- _SOURCE DATA_
- - -
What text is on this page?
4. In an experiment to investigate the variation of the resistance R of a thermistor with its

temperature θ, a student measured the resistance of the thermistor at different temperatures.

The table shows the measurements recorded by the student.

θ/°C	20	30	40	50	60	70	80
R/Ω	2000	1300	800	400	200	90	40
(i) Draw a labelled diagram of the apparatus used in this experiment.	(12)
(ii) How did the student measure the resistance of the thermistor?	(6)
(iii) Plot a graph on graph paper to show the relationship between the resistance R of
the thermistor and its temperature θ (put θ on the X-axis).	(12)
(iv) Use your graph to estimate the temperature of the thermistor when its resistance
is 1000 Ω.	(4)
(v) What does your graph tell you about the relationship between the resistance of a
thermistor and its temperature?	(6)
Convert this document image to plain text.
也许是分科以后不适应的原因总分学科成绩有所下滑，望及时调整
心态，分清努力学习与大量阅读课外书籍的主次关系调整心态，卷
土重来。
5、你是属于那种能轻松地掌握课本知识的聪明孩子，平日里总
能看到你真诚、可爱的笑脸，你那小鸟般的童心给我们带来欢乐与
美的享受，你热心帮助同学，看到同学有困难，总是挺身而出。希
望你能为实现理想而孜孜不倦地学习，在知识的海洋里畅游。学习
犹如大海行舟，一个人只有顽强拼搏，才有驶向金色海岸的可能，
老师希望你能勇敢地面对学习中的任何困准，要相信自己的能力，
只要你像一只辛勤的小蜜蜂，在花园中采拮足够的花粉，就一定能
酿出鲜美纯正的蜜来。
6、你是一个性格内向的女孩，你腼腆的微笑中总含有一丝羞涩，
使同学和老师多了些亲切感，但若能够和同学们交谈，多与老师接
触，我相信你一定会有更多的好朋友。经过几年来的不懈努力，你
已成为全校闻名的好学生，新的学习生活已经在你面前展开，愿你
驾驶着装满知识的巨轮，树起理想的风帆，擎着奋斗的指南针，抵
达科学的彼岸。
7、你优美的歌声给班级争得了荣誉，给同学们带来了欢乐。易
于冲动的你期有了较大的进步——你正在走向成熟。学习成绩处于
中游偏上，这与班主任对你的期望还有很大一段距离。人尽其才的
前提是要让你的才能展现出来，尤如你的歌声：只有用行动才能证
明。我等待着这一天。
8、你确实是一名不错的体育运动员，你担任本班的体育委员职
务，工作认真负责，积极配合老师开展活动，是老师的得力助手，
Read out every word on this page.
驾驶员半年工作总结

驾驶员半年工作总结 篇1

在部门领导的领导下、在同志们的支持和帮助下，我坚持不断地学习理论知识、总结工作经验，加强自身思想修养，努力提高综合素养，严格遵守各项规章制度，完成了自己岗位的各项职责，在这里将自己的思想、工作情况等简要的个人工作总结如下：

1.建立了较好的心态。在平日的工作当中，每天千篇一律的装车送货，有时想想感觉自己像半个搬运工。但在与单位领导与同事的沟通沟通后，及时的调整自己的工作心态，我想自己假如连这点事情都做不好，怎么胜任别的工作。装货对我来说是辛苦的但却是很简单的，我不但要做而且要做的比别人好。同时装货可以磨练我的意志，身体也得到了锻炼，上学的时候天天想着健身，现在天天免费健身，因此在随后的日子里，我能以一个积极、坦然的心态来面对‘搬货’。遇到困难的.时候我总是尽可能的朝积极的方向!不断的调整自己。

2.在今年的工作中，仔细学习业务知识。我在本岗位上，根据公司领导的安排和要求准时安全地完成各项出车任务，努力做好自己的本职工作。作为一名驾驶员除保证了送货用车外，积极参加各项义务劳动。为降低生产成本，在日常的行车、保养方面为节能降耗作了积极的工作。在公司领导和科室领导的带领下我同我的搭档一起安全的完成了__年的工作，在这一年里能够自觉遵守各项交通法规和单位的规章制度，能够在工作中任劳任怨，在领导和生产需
- - -
- _PROBLEM DETAILS_
Give again, word for word, every line from the one holding "Read out every word on this page." to the end of the data.

- _FULL OUTPUT_
Read out every word on this page.
驾驶员半年工作总结

驾驶员半年工作总结 篇1

在部门领导的领导下、在同志们的支持和帮助下，我坚持不断地学习理论知识、总结工作经验，加强自身思想修养，努力提高综合素养，严格遵守各项规章制度，完成了自己岗位的各项职责，在这里将自己的思想、工作情况等简要的个人工作总结如下：

1.建立了较好的心态。在平日的工作当中，每天千篇一律的装车送货，有时想想感觉自己像半个搬运工。但在与单位领导与同事的沟通沟通后，及时的调整自己的工作心态，我想自己假如连这点事情都做不好，怎么胜任别的工作。装货对我来说是辛苦的但却是很简单的，我不但要做而且要做的比别人好。同时装货可以磨练我的意志，身体也得到了锻炼，上学的时候天天想着健身，现在天天免费健身，因此在随后的日子里，我能以一个积极、坦然的心态来面对‘搬货’。遇到困难的.时候我总是尽可能的朝积极的方向!不断的调整自己。

2.在今年的工作中，仔细学习业务知识。我在本岗位上，根据公司领导的安排和要求准时安全地完成各项出车任务，努力做好自己的本职工作。作为一名驾驶员除保证了送货用车外，积极参加各项义务劳动。为降低生产成本，在日常的行车、保养方面为节能降耗作了积极的工作。在公司领导和科室领导的带领下我同我的搭档一起安全的完成了__年的工作，在这一年里能够自觉遵守各项交通法规和单位的规章制度，能够在工作中任劳任怨，在领导和生产需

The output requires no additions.